## Exercise objective
Report how many lines contain the word "матеріалів", with no other text.

## Extracted material
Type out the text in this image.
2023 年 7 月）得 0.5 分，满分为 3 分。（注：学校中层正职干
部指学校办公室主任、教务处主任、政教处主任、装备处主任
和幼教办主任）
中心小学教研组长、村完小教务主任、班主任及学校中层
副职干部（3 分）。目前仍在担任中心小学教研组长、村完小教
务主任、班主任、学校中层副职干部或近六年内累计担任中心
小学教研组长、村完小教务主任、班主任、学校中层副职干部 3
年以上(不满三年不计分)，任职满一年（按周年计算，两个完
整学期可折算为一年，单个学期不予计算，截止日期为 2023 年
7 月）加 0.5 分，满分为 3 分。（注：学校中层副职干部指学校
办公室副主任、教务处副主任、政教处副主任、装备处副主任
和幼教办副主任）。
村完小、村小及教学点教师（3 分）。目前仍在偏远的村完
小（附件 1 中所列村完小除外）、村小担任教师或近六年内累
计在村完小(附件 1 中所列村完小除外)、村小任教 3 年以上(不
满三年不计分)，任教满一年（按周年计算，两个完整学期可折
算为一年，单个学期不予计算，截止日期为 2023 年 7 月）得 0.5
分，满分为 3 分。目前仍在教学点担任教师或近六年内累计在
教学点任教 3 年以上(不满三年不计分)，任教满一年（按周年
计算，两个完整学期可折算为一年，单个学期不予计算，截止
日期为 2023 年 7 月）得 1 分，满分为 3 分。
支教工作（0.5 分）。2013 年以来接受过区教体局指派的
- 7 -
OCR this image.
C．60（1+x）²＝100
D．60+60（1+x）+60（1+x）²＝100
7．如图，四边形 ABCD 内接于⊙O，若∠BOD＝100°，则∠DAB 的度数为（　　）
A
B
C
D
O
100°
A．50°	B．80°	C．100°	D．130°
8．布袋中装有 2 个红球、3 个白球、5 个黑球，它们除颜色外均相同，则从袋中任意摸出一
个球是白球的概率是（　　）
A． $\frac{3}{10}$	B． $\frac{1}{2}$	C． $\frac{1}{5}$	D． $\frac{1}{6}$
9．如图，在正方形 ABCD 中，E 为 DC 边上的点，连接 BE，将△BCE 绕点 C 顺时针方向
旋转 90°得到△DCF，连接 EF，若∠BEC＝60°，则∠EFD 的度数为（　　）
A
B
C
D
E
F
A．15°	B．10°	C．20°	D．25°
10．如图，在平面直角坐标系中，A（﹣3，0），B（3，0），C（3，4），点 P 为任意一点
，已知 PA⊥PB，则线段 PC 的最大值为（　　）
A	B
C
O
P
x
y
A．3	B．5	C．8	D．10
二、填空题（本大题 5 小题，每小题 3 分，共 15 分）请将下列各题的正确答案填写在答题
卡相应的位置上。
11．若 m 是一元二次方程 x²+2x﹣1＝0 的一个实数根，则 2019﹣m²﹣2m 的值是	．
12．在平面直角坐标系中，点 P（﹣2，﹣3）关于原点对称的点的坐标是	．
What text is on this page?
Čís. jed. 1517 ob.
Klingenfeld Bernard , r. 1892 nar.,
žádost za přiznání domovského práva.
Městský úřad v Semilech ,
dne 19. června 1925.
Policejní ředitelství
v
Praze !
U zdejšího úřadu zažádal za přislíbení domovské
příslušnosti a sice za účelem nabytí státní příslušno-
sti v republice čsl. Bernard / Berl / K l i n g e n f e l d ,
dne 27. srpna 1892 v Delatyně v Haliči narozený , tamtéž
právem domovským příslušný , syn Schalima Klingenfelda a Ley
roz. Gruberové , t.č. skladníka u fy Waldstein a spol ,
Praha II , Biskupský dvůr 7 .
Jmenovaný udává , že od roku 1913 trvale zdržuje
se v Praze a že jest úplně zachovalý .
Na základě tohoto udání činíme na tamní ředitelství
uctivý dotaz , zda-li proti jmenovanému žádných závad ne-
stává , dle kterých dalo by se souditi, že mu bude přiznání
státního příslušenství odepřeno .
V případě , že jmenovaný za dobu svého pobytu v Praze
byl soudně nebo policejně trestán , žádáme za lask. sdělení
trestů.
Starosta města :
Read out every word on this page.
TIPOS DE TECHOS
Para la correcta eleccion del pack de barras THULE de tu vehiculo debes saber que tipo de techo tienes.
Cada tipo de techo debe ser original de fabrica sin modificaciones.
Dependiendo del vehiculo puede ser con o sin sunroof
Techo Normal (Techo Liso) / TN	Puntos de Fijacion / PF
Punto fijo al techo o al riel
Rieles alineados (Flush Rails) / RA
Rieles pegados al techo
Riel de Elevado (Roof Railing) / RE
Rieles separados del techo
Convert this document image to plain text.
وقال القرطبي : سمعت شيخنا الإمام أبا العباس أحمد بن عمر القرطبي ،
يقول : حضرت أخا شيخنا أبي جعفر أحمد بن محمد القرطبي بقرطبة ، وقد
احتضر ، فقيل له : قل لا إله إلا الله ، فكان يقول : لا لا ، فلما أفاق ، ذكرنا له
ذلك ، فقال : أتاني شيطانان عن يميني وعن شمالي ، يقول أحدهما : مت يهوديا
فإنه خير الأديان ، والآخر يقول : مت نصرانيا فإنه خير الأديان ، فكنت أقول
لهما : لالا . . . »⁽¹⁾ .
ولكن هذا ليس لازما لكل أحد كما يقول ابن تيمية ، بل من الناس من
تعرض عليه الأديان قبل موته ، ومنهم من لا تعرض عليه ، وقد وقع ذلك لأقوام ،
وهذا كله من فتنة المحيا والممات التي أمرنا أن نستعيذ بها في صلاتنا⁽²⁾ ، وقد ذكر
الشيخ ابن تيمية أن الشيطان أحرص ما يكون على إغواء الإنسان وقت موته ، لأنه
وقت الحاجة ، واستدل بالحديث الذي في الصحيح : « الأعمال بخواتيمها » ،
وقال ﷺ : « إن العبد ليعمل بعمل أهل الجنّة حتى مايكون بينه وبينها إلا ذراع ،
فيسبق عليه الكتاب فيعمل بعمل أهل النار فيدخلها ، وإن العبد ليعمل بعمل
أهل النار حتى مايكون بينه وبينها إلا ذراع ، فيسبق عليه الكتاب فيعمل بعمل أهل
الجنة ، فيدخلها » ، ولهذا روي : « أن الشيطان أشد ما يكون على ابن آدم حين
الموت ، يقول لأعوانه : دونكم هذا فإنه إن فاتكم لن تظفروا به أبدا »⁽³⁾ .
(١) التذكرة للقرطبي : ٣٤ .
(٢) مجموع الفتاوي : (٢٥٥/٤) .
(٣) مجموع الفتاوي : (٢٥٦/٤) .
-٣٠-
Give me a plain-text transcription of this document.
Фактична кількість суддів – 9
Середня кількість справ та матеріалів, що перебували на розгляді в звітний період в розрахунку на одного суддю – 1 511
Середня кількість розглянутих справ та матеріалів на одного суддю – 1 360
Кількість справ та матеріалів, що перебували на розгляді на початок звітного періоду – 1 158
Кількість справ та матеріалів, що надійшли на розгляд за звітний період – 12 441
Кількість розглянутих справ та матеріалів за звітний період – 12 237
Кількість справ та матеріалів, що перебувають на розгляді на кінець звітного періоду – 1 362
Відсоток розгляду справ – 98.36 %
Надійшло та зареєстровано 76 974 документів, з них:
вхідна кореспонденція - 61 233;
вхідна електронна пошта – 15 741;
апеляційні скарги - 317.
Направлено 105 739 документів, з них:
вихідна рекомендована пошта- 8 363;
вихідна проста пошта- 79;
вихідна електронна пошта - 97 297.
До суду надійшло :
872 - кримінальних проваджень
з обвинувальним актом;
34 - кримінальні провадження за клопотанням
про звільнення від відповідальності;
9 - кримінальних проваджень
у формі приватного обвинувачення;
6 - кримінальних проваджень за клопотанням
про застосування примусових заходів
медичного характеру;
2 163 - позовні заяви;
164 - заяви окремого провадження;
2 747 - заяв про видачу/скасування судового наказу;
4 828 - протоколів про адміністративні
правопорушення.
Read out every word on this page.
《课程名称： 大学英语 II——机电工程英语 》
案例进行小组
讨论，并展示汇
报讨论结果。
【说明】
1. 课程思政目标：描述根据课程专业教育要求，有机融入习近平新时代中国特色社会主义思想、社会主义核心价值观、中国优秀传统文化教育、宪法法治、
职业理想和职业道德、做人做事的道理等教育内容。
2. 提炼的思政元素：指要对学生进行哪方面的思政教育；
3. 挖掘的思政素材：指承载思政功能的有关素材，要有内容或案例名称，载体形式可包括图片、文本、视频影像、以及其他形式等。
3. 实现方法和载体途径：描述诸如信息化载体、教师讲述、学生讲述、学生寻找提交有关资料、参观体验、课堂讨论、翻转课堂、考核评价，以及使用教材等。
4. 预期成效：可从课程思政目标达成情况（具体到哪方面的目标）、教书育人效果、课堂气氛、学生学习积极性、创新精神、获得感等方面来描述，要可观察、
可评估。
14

## Result of the task
6